[start of Raw data]

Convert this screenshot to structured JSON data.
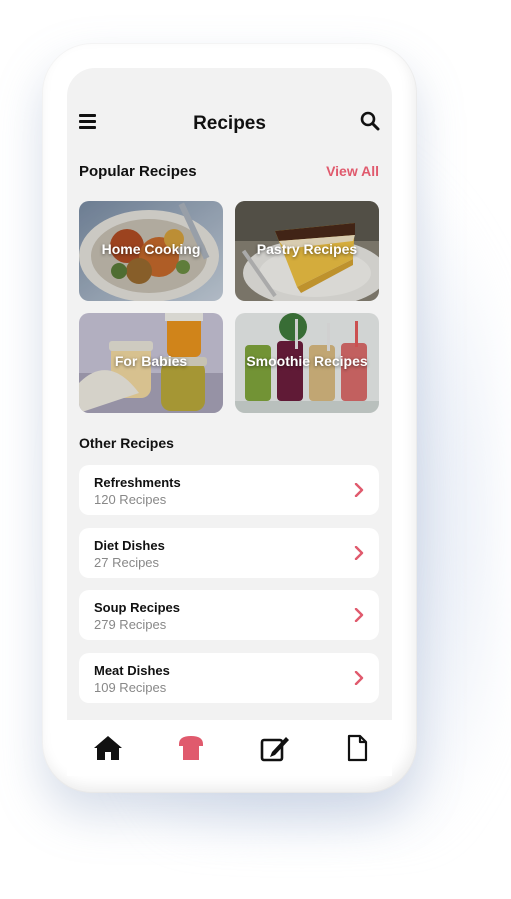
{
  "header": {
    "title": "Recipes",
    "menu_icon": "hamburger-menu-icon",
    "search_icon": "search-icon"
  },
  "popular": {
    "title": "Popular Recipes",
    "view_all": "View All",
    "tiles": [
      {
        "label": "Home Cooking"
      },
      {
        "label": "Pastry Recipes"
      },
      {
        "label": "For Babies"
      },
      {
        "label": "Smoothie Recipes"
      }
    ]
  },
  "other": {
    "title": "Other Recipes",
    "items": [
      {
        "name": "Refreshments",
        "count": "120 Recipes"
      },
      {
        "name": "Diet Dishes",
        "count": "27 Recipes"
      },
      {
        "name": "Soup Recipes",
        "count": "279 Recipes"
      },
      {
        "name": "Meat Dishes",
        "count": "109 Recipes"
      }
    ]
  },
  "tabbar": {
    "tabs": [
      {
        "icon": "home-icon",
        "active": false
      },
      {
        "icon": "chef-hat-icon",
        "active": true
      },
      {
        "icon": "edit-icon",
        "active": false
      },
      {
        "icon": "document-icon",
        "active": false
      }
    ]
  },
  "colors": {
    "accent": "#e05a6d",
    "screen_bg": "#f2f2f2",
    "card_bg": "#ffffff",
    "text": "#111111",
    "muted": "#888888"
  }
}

[end of Raw data]

• **Required task**: Copy all the data exactly as written, but skip any picture.

• **Reply to the task**:
Convert this screenshot to structured JSON data.
{
  "header": {
    "title": "Recipes",
    "menu_icon": "hamburger-menu-icon",
    "search_icon": "search-icon"
  },
  "popular": {
    "title": "Popular Recipes",
    "view_all": "View All",
    "tiles": [
      {
        "label": "Home Cooking"
      },
      {
        "label": "Pastry Recipes"
      },
      {
        "label": "For Babies"
      },
      {
        "label": "Smoothie Recipes"
      }
    ]
  },
  "other": {
    "title": "Other Recipes",
    "items": [
      {
        "name": "Refreshments",
        "count": "120 Recipes"
      },
      {
        "name": "Diet Dishes",
        "count": "27 Recipes"
      },
      {
        "name": "Soup Recipes",
        "count": "279 Recipes"
      },
      {
        "name": "Meat Dishes",
        "count": "109 Recipes"
      }
    ]
  },
  "tabbar": {
    "tabs": [
      {
        "icon": "home-icon",
        "active": false
      },
      {
        "icon": "chef-hat-icon",
        "active": true
      },
      {
        "icon": "edit-icon",
        "active": false
      },
      {
        "icon": "document-icon",
        "active": false
      }
    ]
  },
  "colors": {
    "accent": "#e05a6d",
    "screen_bg": "#f2f2f2",
    "card_bg": "#ffffff",
    "text": "#111111",
    "muted": "#888888"
  }
}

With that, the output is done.